*Exercise*. Look through the lines below and extract any with the word "ownership".

*Materials provided*.
+ + + + +
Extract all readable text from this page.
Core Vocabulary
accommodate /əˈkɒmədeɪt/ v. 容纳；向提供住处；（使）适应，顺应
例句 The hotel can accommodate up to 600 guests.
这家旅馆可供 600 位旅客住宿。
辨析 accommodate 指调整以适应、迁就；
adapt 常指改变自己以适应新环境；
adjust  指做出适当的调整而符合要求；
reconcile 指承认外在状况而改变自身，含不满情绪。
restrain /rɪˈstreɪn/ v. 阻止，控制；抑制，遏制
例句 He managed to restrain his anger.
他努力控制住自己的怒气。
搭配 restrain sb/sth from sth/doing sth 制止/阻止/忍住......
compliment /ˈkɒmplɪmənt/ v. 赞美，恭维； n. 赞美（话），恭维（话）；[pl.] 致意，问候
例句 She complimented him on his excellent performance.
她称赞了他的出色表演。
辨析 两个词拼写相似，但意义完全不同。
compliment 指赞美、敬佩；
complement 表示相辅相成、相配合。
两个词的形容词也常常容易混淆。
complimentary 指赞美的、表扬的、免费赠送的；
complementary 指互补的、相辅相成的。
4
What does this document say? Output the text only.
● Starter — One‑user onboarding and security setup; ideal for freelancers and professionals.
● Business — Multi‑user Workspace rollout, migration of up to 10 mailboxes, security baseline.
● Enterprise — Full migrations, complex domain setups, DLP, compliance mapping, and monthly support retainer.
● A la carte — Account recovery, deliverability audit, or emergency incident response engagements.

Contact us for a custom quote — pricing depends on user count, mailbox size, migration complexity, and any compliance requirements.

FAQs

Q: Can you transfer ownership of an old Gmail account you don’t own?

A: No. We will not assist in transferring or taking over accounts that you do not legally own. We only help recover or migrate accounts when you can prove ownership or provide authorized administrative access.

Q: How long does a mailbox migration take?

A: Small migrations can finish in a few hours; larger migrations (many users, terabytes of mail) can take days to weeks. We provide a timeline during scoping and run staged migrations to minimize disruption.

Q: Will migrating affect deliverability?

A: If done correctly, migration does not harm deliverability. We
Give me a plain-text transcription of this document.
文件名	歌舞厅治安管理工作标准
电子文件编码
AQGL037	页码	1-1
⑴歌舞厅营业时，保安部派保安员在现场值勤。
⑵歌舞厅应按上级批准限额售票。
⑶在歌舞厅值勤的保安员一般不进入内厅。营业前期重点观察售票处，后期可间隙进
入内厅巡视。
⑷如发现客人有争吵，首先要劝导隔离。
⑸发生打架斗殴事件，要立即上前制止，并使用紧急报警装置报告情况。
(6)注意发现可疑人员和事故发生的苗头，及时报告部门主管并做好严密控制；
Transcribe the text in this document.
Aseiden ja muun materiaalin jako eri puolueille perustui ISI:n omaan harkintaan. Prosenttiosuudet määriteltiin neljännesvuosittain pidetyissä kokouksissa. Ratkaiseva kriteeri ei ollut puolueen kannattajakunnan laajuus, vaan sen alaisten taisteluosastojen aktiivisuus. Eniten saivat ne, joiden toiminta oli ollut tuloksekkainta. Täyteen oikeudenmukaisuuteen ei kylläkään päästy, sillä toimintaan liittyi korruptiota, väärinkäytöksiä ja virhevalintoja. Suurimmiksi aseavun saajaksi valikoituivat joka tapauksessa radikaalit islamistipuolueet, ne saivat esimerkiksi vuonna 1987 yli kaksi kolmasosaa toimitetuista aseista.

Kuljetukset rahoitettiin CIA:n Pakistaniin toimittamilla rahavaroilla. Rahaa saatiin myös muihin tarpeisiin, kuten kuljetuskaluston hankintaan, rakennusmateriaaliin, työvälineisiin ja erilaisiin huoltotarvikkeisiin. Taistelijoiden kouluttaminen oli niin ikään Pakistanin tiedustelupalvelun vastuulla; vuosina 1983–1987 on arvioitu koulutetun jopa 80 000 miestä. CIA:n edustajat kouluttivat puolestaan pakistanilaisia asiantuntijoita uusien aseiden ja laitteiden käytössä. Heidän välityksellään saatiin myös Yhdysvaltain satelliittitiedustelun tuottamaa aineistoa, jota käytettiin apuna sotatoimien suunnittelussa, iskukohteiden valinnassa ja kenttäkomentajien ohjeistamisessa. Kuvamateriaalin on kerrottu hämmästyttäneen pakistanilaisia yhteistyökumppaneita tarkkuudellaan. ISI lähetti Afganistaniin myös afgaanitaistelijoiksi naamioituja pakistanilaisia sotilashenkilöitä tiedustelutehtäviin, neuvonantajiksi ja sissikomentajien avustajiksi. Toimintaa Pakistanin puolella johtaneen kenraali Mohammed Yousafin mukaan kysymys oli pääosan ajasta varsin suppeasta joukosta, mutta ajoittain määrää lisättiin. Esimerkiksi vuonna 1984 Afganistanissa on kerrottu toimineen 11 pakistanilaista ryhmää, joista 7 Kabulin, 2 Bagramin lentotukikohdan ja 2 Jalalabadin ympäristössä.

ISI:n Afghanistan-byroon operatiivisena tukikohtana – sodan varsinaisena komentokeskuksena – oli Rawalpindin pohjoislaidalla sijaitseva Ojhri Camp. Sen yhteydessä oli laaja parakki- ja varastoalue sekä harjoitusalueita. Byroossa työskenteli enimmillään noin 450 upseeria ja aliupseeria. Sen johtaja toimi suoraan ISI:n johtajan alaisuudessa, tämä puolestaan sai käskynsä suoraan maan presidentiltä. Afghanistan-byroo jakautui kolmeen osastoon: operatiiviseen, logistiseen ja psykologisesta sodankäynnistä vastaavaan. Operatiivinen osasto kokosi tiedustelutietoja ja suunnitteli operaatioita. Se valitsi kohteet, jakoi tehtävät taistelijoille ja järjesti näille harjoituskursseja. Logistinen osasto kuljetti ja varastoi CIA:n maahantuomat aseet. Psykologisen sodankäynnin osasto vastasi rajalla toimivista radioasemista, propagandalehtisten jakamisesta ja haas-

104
+ + + + +
*Task solution*.
Q: Can you transfer ownership of an old Gmail account you don’t own?
A: No. We will not assist in transferring or taking over accounts that you do not legally own. We only help recover or migrate accounts when you can prove ownership or provide authorized administrative access.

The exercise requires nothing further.